* **Provided passage**
Norway woos China by refusing to meet with Dalai Lama

Source: Wikimedia Commons

Norwegian-Chinese relations suffered when the Nobel Peace Prize was handed to the Chinese dissident Liu Xiabo. Now the government tries to normalize relations by refusing to meet with the Dalai Lama.

As a small country with limited global power, the Norwegians take great pride in their humanitarian reputation and the international attention that follows the annual Nobel Peace Prize award. The Dalai Lama, the Tibetan leader-in-exile has long been an efficient and highly publicized critic of Chinese policies, and was himself awarded the Nobel Peace Prize in 1989.

It was therefore unprecedented when leading Norwegian government officials and parliamentary members – some of whom have previously been prominent advocates for Tibet – signaled that they would not meet with him when he visits Norway in May, a visit ironically intended to celebrate the 25th anniversary of his award.

The crux of the issue is Chinese anger, and continued economic sanctions, over the decision to award the Nobel Prize in 2010 to prominent Chinese activist Liu Xiabo, who is currently serving an 11-year sentence for “inciting subversion of state power”.

The Nobel Committee, although nominally independent of the political establishment, consists of former politicians and is frequently misunderstood abroad as a policy arm of the government. The fact that the current committee leader is a former prime minister also does not help to produce an image of neutrality.

Xiabo’s receipt of the award was a huge embarrassment for Beijing, who maintained that he was a criminal and exclusively a concern for Chinese authorities. They retaliated by enacting a partial embargo on Norwegian salmon export, causing a decline from 11,000 tons exported in 2010 to just 4,600 in 2013, despite increased demand.

Other retaliations included abandoning protracted efforts at implementing a bilateral free trade agreement, denying visas to Norwegian businessmen, journalists and academics without reason, as well as banning tourism advertisements for Norway in China – an industry that has experienced significant growth recent years.

Although the overall effect on the Norwegian oil-economy has been hardly noticeable, the political establishment has realized the consequences of angering the second-largest economy in the world. Beijing’s grudge has proven far more protracted than anyone had foreseen, and continued efforts at reconciliation by the Norwegian state department have so far been met with the demand of an official apology from the Norwegian government.

Outright apologizing to China would domestically be “politically disastrous” for any Norwegian government. The public has been shaped by decades of a foreign policy focused on humanitarian work and peace negotiation efforts.

* **Supplied entries**
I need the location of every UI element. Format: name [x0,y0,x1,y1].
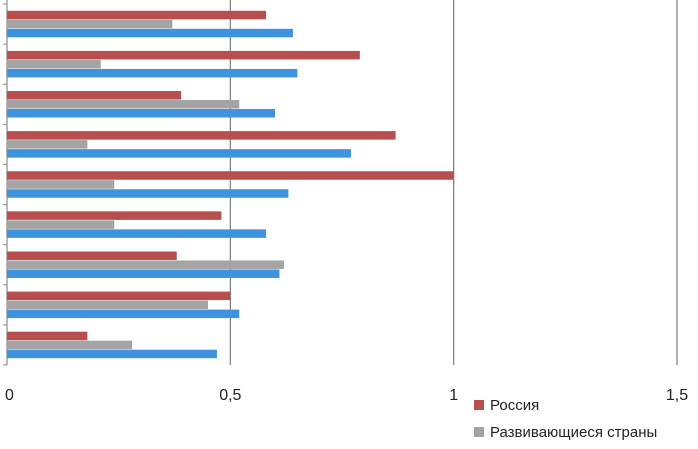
y-axis [3,0,8,366]
bar-series-1-cat-4 [7,131,396,140]
gridlines [229,0,678,365]
bar-series-3-cat-3 [7,109,275,118]
bar-series-1-cat-9 [7,331,88,341]
bar-series-1-cat-8 [7,291,231,301]
bar-series-2-cat-5 [7,180,115,189]
bar-series-3-cat-1 [7,28,293,38]
legend: Россия Развивающиеся страны [474,397,657,441]
bar-series-3-cat-9 [7,349,217,359]
bar-series-2-cat-2 [7,59,101,69]
x-tick-label: 0,5 [219,387,241,404]
bar-series-2-cat-8 [7,300,208,310]
x-tick-labels: 0 0,5 1 1,5 [5,387,688,404]
bar-series-3-cat-7 [7,269,280,278]
bar-series-3-cat-4 [7,149,351,158]
x-tick-label: 0 [5,387,14,404]
bar-series-3-cat-5 [7,189,289,198]
legend-label: Россия [490,397,539,414]
bar-series-3-cat-6 [7,229,267,238]
bar-series-1-cat-5 [7,171,454,180]
bar-series-2-cat-7 [7,260,284,269]
bar-series-1-cat-6 [7,211,222,220]
bar-series-2-cat-6 [7,220,115,229]
bar-series-2-cat-1 [7,19,173,29]
bar-series-1-cat-1 [7,10,267,20]
bar-series-1-cat-3 [7,91,182,100]
x-tick-label: 1 [449,387,458,404]
bar-series-2-cat-3 [7,100,240,109]
legend-label: Развивающиеся страны [490,424,657,441]
bar-series-2-cat-9 [7,340,133,350]
legend-swatch [474,427,484,437]
bar-series-3-cat-2 [7,68,298,78]
bars [7,10,454,359]
legend-swatch [474,400,484,410]
bar-series-1-cat-7 [7,251,177,260]
x-tick-label: 1,5 [666,387,688,404]
bar-series-2-cat-4 [7,140,88,149]
bar-series-1-cat-2 [7,50,360,60]
bar-series-3-cat-8 [7,309,240,319]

* **Given instruction**
List every measure that China took against Norway in retaliation, according to the article about Norway declining to meet the Dalai Lama.

* **Exercise output**
- A partial embargo on Norwegian salmon export
- Abandoning efforts at implementing a bilateral free trade agreement
- Denying visas to Norwegian businessmen, journalists and academics without reason
- Banning tourism advertisements for Norway in China